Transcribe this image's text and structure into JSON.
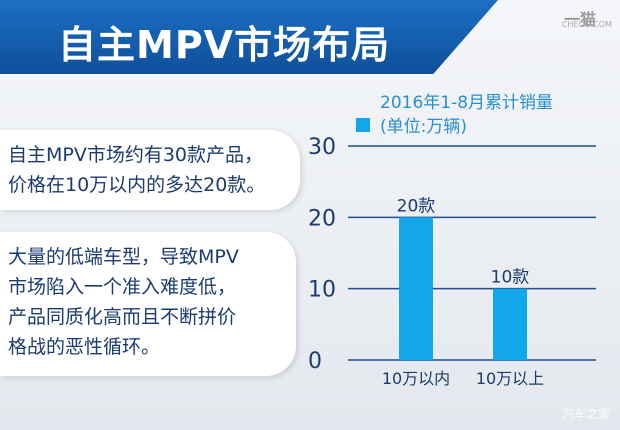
{
  "title": "自主MPV市场布局",
  "logo": {
    "main": "一猫",
    "sub": "CHEOO.COM"
  },
  "watermark": "汽车之家",
  "paragraphs": [
    [
      "自主MPV市场约有30款产品，",
      "价格在10万以内的多达20款。"
    ],
    [
      "大量的低端车型，导致MPV",
      "市场陷入一个准入难度低，",
      "产品同质化高而且不断拼价",
      "格战的恶性循环。"
    ]
  ],
  "colors": {
    "banner": "#1d6fc4",
    "bar": "#11a7ea",
    "axis_text": "#1a3c70",
    "legend_text": "#2a8fd0"
  },
  "chart_data": {
    "type": "bar",
    "title": "2016年1-8月累计销量",
    "unit": "(单位:万辆)",
    "categories": [
      "10万以内",
      "10万以上"
    ],
    "values": [
      20,
      10
    ],
    "data_labels": [
      "20款",
      "10款"
    ],
    "yticks": [
      0,
      10,
      20,
      30
    ],
    "ylim": [
      0,
      30
    ],
    "grid": true,
    "legend": "top"
  }
}
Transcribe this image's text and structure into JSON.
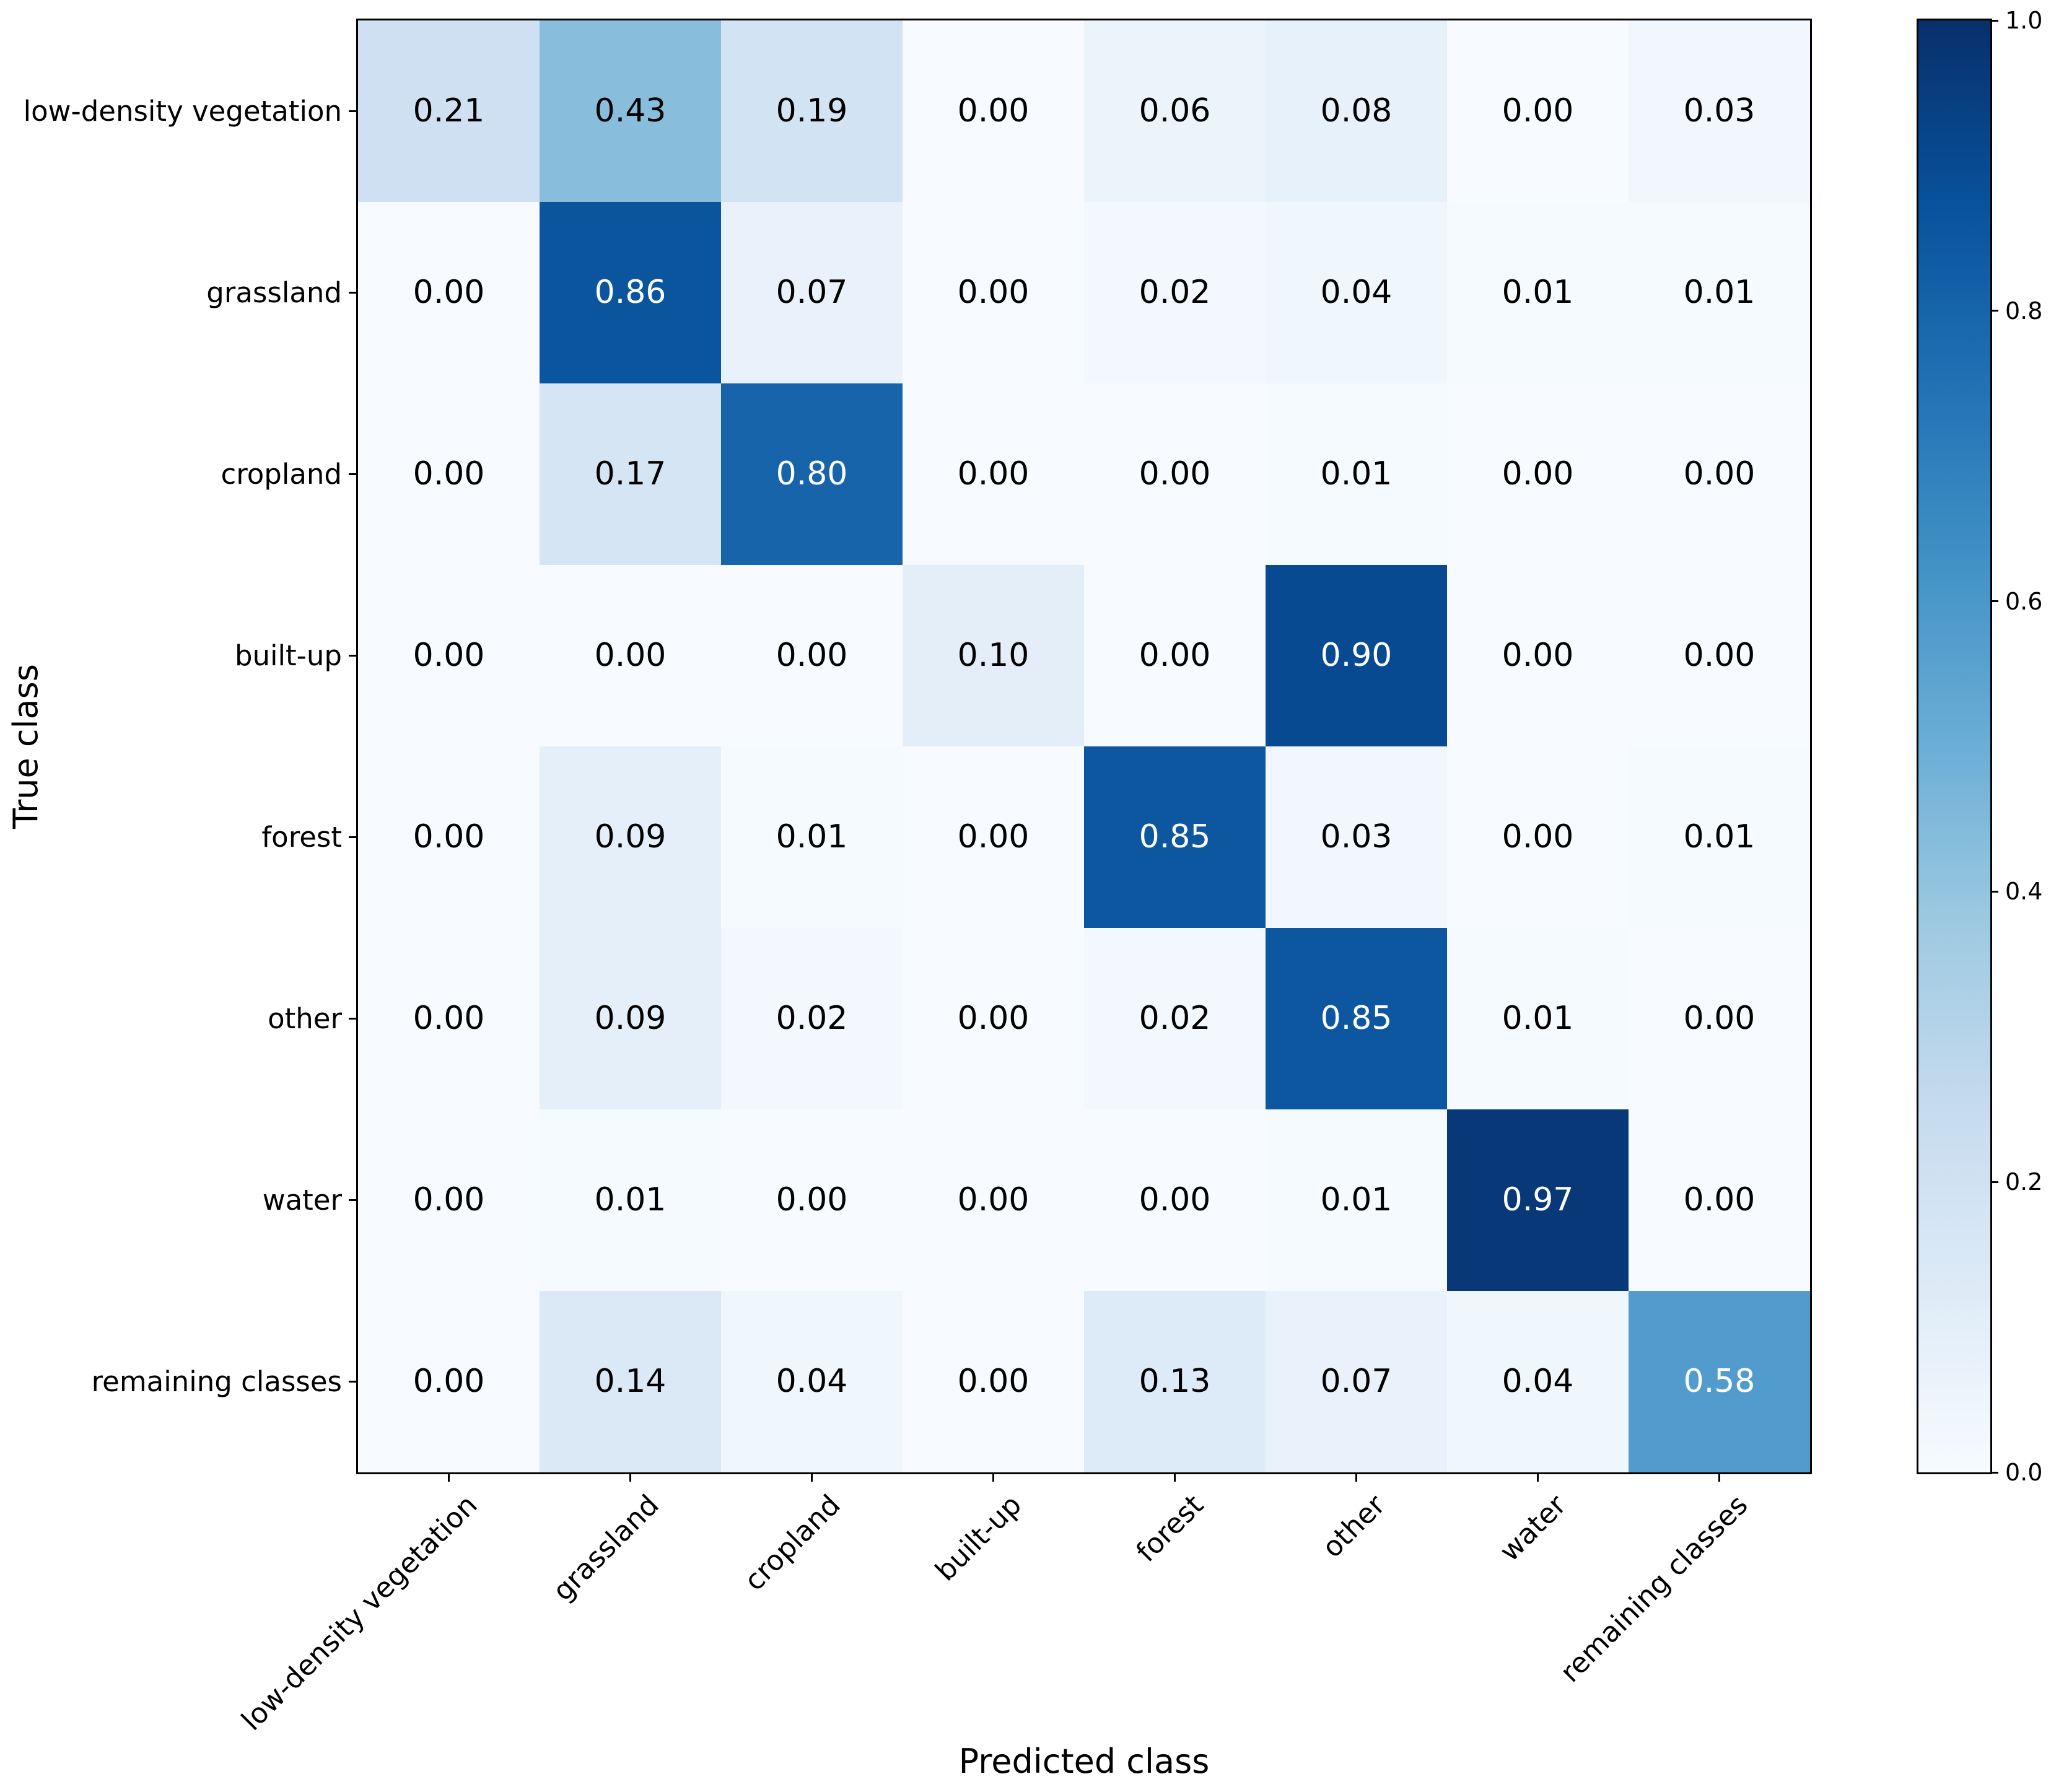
{
  "chart_data": {
    "type": "heatmap",
    "title": "",
    "xlabel": "Predicted class",
    "ylabel": "True class",
    "classes": [
      "low-density vegetation",
      "grassland",
      "cropland",
      "built-up",
      "forest",
      "other",
      "water",
      "remaining classes"
    ],
    "matrix": [
      [
        0.21,
        0.43,
        0.19,
        0.0,
        0.06,
        0.08,
        0.0,
        0.03
      ],
      [
        0.0,
        0.86,
        0.07,
        0.0,
        0.02,
        0.04,
        0.01,
        0.01
      ],
      [
        0.0,
        0.17,
        0.8,
        0.0,
        0.0,
        0.01,
        0.0,
        0.0
      ],
      [
        0.0,
        0.0,
        0.0,
        0.1,
        0.0,
        0.9,
        0.0,
        0.0
      ],
      [
        0.0,
        0.09,
        0.01,
        0.0,
        0.85,
        0.03,
        0.0,
        0.01
      ],
      [
        0.0,
        0.09,
        0.02,
        0.0,
        0.02,
        0.85,
        0.01,
        0.0
      ],
      [
        0.0,
        0.01,
        0.0,
        0.0,
        0.0,
        0.01,
        0.97,
        0.0
      ],
      [
        0.0,
        0.14,
        0.04,
        0.0,
        0.13,
        0.07,
        0.04,
        0.58
      ]
    ],
    "value_decimals": 2,
    "cell_text_colors": {
      "dark": "#000000",
      "light": "#ffffff",
      "light_threshold": 0.5
    },
    "colormap": {
      "name": "Blues",
      "anchors": [
        "#f7fbff",
        "#deebf7",
        "#c6dbef",
        "#9ecae1",
        "#6baed6",
        "#4292c6",
        "#2171b5",
        "#08519c",
        "#08306b"
      ]
    },
    "colorbar": {
      "min": 0.0,
      "max": 1.0,
      "tick_labels": [
        "0.0",
        "0.2",
        "0.4",
        "0.6",
        "0.8",
        "1.0"
      ],
      "position": "right"
    },
    "layout": {
      "grid": "off",
      "x_tick_rotation_deg": 45
    }
  }
}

#####

§ **Goal**:
Scan the lines for the string "title". Pick out every line that has it.

§ **Complete output**:
  "title": "自主MPV市场布局",
    "title": "2016年1-8月累计销量",
    "title": "",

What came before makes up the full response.